## KUTIPAN

Guru-guru yang kreatif dan antusiasme siswa-siswi dalam kegiatan belajar-mengajar secara daring selama masa pandemi wabah Covid-19 tidak akan dapat dilaksanakan seutuhnya tanpa dukungan sarana, prasarana, dan infrastruktur yang memadai. Menurut hemat penulis, peran aktif dan tindakan konkret pemerintah beserta kolaborasinya dengan pihak swasta dalam hal penyediaan sarana, prasarana, dan infrastruktur penunjang kebijakan “Belajar di Rumah” sangat dibutuhkan oleh dunia pendidikan kita saat ini. Eksistensi sarana, prasarana, dan infrastruktur yang memadai serta merata mutlak diperlukan, terutama sekali oleh para guru dan siswa-siswi yang kehidupan sehari-harinya ‘biasa-biasa saja’, baik di perkotaan maupun di kabupaten.

## DATA
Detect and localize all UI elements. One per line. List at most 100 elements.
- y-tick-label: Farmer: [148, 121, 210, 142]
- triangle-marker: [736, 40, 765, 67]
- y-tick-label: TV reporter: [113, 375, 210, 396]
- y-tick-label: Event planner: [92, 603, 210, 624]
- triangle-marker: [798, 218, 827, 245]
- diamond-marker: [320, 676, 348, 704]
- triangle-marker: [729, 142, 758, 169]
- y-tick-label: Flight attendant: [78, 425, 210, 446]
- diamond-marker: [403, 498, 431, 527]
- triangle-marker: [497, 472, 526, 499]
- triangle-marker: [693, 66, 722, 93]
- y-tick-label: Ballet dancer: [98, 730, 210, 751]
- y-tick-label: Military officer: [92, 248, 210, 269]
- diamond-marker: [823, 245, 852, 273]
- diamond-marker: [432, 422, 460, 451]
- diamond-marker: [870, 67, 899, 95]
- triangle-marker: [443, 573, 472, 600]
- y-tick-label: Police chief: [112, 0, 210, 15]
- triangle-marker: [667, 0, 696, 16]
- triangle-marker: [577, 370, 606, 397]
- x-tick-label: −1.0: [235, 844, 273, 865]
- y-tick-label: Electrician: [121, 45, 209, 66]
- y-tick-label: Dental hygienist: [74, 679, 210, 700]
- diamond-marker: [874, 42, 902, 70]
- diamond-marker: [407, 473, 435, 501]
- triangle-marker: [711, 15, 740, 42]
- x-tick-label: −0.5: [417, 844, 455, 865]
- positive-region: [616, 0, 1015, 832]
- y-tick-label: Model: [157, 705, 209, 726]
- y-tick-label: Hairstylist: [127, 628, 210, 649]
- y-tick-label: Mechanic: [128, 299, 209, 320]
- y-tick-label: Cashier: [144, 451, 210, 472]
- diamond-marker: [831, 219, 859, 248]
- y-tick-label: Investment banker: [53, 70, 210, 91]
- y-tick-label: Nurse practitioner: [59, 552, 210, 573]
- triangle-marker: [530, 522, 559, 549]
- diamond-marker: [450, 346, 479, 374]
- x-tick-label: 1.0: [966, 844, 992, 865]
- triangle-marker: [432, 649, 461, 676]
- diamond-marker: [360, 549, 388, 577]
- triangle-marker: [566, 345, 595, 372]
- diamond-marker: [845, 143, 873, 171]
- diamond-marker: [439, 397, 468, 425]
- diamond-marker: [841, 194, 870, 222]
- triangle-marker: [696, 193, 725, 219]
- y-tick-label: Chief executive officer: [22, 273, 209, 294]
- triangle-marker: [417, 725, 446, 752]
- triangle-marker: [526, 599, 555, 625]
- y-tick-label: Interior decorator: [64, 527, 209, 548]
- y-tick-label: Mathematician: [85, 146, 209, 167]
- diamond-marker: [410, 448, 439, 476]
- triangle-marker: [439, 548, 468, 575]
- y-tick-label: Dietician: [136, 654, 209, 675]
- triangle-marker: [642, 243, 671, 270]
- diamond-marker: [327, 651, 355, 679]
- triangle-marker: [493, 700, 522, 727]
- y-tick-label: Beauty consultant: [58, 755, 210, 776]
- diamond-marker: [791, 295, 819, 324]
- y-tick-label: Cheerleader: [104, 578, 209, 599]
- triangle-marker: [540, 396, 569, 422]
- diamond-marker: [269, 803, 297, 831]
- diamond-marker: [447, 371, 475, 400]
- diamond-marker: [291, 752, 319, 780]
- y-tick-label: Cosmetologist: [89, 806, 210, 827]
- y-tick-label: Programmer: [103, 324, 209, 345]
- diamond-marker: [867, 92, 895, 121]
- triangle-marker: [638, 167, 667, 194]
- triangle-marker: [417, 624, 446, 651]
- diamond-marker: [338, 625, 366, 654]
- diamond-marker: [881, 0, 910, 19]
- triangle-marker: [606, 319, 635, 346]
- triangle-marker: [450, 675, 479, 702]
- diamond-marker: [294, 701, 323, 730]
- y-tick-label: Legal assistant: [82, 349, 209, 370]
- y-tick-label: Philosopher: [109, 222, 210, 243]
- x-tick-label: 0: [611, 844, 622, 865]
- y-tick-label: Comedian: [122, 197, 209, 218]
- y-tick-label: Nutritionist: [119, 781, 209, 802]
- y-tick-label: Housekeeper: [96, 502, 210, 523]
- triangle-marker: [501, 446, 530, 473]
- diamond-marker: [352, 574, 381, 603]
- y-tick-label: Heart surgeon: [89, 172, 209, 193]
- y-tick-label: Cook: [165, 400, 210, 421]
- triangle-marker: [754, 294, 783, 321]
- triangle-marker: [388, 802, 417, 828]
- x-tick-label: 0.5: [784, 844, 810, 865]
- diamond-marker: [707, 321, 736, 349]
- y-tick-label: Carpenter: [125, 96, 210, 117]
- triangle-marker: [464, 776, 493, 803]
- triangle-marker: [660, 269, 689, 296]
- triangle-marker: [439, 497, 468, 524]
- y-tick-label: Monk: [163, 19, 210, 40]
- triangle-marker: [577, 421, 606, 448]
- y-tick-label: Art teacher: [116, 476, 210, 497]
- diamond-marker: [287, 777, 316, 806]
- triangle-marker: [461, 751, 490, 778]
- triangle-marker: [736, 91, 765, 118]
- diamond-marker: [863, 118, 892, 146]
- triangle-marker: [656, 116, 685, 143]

## TUGAS
Kutip dari kutipan tentang pembelajaran daring bagian yang dimulai dengan "Guru-guru yang kreatif" sampai dengan "maupun di kabupaten.". Data ini diambil dari sumber yang berbeda.

## JAWABAN
Guru-guru yang kreatif dan antusiasme siswa-siswi dalam kegiatan belajar-mengajar secara daring selama masa pandemi wabah Covid-19 tidak akan dapat dilaksanakan seutuhnya tanpa dukungan sarana, prasarana, dan infrastruktur yang memadai. Menurut hemat penulis, peran aktif dan tindakan konkret pemerintah beserta kolaborasinya dengan pihak swasta dalam hal penyediaan sarana, prasarana, dan infrastruktur penunjang kebijakan “Belajar di Rumah” sangat dibutuhkan oleh dunia pendidikan kita saat ini. Eksistensi sarana, prasarana, dan infrastruktur yang memadai serta merata mutlak diperlukan, terutama sekali oleh para guru dan siswa-siswi yang kehidupan sehari-harinya ‘biasa-biasa saja’, baik di perkotaan maupun di kabupaten.